EXERCISE: Recast every line of the items below as a Markdown table with the columns "Row" and "Line," numbering each row and leaving out blank lines.

Records from a collection
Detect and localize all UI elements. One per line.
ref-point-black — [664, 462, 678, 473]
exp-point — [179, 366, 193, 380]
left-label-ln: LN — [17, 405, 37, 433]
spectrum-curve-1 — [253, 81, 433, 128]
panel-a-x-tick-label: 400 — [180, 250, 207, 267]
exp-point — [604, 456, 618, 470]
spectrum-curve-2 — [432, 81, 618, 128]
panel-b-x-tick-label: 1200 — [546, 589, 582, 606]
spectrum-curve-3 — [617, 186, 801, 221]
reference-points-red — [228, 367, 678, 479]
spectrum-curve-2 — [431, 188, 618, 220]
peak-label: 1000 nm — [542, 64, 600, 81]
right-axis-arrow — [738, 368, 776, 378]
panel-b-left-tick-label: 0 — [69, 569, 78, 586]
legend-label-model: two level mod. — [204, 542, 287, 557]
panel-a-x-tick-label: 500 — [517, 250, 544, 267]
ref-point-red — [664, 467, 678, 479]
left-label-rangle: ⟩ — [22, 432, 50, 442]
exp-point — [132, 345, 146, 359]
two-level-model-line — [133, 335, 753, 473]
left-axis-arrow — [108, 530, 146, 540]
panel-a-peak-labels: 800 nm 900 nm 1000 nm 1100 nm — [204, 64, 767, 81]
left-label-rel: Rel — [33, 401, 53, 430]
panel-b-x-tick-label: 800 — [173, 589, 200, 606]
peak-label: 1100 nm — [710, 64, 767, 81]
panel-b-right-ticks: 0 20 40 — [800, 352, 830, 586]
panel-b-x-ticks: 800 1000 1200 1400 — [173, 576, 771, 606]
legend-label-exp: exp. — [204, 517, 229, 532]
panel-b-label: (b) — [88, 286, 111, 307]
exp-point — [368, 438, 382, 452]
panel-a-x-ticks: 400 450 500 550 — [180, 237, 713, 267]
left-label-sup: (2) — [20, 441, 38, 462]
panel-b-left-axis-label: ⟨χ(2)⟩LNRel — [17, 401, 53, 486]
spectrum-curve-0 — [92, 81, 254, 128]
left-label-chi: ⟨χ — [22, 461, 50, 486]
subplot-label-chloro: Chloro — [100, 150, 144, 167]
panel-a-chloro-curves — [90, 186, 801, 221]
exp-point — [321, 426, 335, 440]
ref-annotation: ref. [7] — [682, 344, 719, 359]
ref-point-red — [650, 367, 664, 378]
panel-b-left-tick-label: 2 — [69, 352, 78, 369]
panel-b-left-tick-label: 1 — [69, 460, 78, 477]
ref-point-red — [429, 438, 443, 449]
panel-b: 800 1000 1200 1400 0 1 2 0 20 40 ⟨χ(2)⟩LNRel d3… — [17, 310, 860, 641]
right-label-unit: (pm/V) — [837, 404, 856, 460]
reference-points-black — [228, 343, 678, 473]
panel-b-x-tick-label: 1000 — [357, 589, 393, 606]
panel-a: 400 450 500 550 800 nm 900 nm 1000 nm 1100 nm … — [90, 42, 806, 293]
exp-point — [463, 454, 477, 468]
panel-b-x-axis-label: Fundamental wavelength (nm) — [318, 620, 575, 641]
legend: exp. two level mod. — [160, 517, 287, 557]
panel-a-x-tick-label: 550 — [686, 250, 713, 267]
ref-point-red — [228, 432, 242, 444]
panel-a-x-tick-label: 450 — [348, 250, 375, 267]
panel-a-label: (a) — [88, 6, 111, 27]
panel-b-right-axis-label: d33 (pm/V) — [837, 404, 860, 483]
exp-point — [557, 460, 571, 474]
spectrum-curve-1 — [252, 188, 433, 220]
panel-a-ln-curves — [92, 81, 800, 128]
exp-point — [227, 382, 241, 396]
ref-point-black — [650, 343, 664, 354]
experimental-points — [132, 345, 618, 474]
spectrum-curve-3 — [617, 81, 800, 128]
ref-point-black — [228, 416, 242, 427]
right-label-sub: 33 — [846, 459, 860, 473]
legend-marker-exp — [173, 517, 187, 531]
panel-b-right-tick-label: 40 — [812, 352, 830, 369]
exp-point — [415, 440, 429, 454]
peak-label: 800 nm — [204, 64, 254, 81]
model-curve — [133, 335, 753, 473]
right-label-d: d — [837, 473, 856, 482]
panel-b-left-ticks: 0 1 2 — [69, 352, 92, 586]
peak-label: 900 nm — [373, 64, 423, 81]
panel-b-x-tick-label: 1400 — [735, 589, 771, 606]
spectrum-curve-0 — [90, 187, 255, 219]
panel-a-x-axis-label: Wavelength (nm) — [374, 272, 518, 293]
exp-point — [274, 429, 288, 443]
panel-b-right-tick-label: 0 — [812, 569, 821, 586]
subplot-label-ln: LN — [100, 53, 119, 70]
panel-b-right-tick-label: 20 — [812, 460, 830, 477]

TASK OUTPUT:
| Row | Line |
|---|---|
| 1 | Detect and localize all UI elements. One per line. |
| 2 | ref-point-black — [664, 462, 678, 473] |
| 3 | exp-point — [179, 366, 193, 380] |
| 4 | left-label-ln: LN — [17, 405, 37, 433] |
| 5 | spectrum-curve-1 — [253, 81, 433, 128] |
| 6 | panel-a-x-tick-label: 400 — [180, 250, 207, 267] |
| 7 | exp-point — [604, 456, 618, 470] |
| 8 | spectrum-curve-2 — [432, 81, 618, 128] |
| 9 | panel-b-x-tick-label: 1200 — [546, 589, 582, 606] |
| 10 | spectrum-curve-3 — [617, 186, 801, 221] |
| 11 | reference-points-red — [228, 367, 678, 479] |
| 12 | spectrum-curve-2 — [431, 188, 618, 220] |
| 13 | peak-label: 1000 nm — [542, 64, 600, 81] |
| 14 | right-axis-arrow — [738, 368, 776, 378] |
| 15 | panel-b-left-tick-label: 0 — [69, 569, 78, 586] |
| 16 | legend-label-model: two level mod. — [204, 542, 287, 557] |
| 17 | panel-a-x-tick-label: 500 — [517, 250, 544, 267] |
| 18 | ref-point-red — [664, 467, 678, 479] |
| 19 | left-label-rangle: ⟩ — [22, 432, 50, 442] |
| 20 | exp-point — [132, 345, 146, 359] |
| 21 | two-level-model-line — [133, 335, 753, 473] |
| 22 | left-axis-arrow — [108, 530, 146, 540] |
| 23 | panel-a-peak-labels: 800 nm 900 nm 1000 nm 1100 nm — [204, 64, 767, 81] |
| 24 | left-label-rel: Rel — [33, 401, 53, 430] |
| 25 | panel-b-x-tick-label: 800 — [173, 589, 200, 606] |
| 26 | peak-label: 1100 nm — [710, 64, 767, 81] |
| 27 | panel-b-right-ticks: 0 20 40 — [800, 352, 830, 586] |
| 28 | panel-b-x-ticks: 800 1000 1200 1400 — [173, 576, 771, 606] |
| 29 | legend-label-exp: exp. — [204, 517, 229, 532] |
| 30 | panel-b-label: (b) — [88, 286, 111, 307] |
| 31 | exp-point — [368, 438, 382, 452] |
| 32 | panel-a-x-ticks: 400 450 500 550 — [180, 237, 713, 267] |
| 33 | left-label-sup: (2) — [20, 441, 38, 462] |
| 34 | panel-b-left-axis-label: ⟨χ(2)⟩LNRel — [17, 401, 53, 486] |
| 35 | spectrum-curve-0 — [92, 81, 254, 128] |
| 36 | left-label-chi: ⟨χ — [22, 461, 50, 486] |
| 37 | subplot-label-chloro: Chloro — [100, 150, 144, 167] |
| 38 | panel-a-chloro-curves — [90, 186, 801, 221] |
| 39 | exp-point — [321, 426, 335, 440] |
| 40 | ref-annotation: ref. [7] — [682, 344, 719, 359] |
| 41 | ref-point-red — [650, 367, 664, 378] |
| 42 | panel-b-left-tick-label: 2 — [69, 352, 78, 369] |
| 43 | panel-b-left-tick-label: 1 — [69, 460, 78, 477] |
| 44 | ref-point-red — [429, 438, 443, 449] |
| 45 | panel-b: 800 1000 1200 1400 0 1 2 0 20 40 ⟨χ(2)⟩LNRel d3… — [17, 310, 860, 641] |
| 46 | right-label-unit: (pm/V) — [837, 404, 856, 460] |
| 47 | reference-points-black — [228, 343, 678, 473] |
| 48 | panel-b-x-tick-label: 1000 — [357, 589, 393, 606] |
| 49 | panel-a: 400 450 500 550 800 nm 900 nm 1000 nm 1100 nm … — [90, 42, 806, 293] |
| 50 | exp-point — [463, 454, 477, 468] |
| 51 | panel-b-x-axis-label: Fundamental wavelength (nm) — [318, 620, 575, 641] |
| 52 | legend: exp. two level mod. — [160, 517, 287, 557] |
| 53 | panel-a-x-tick-label: 550 — [686, 250, 713, 267] |
| 54 | ref-point-red — [228, 432, 242, 444] |
| 55 | panel-a-x-tick-label: 450 — [348, 250, 375, 267] |
| 56 | panel-a-label: (a) — [88, 6, 111, 27] |
| 57 | panel-b-right-axis-label: d33 (pm/V) — [837, 404, 860, 483] |
| 58 | exp-point — [557, 460, 571, 474] |
| 59 | spectrum-curve-1 — [252, 188, 433, 220] |
| 60 | panel-a-ln-curves — [92, 81, 800, 128] |
| 61 | exp-point — [227, 382, 241, 396] |
| 62 | ref-point-black — [650, 343, 664, 354] |
| 63 | experimental-points — [132, 345, 618, 474] |
| 64 | spectrum-curve-3 — [617, 81, 800, 128] |
| 65 | ref-point-black — [228, 416, 242, 427] |
| 66 | right-label-sub: 33 — [846, 459, 860, 473] |
| 67 | legend-marker-exp — [173, 517, 187, 531] |
| 68 | panel-b-right-tick-label: 40 — [812, 352, 830, 369] |
| 69 | exp-point — [415, 440, 429, 454] |
| 70 | peak-label: 800 nm — [204, 64, 254, 81] |
| 71 | model-curve — [133, 335, 753, 473] |
| 72 | right-label-d: d — [837, 473, 856, 482] |
| 73 | panel-b-left-ticks: 0 1 2 — [69, 352, 92, 586] |
| 74 | peak-label: 900 nm — [373, 64, 423, 81] |
| 75 | panel-b-x-tick-label: 1400 — [735, 589, 771, 606] |
| 76 | spectrum-curve-0 — [90, 187, 255, 219] |
| 77 | panel-a-x-axis-label: Wavelength (nm) — [374, 272, 518, 293] |
| 78 | exp-point — [274, 429, 288, 443] |
| 79 | panel-b-right-tick-label: 0 — [812, 569, 821, 586] |
| 80 | subplot-label-ln: LN — [100, 53, 119, 70] |
| 81 | panel-b-right-tick-label: 20 — [812, 460, 830, 477] |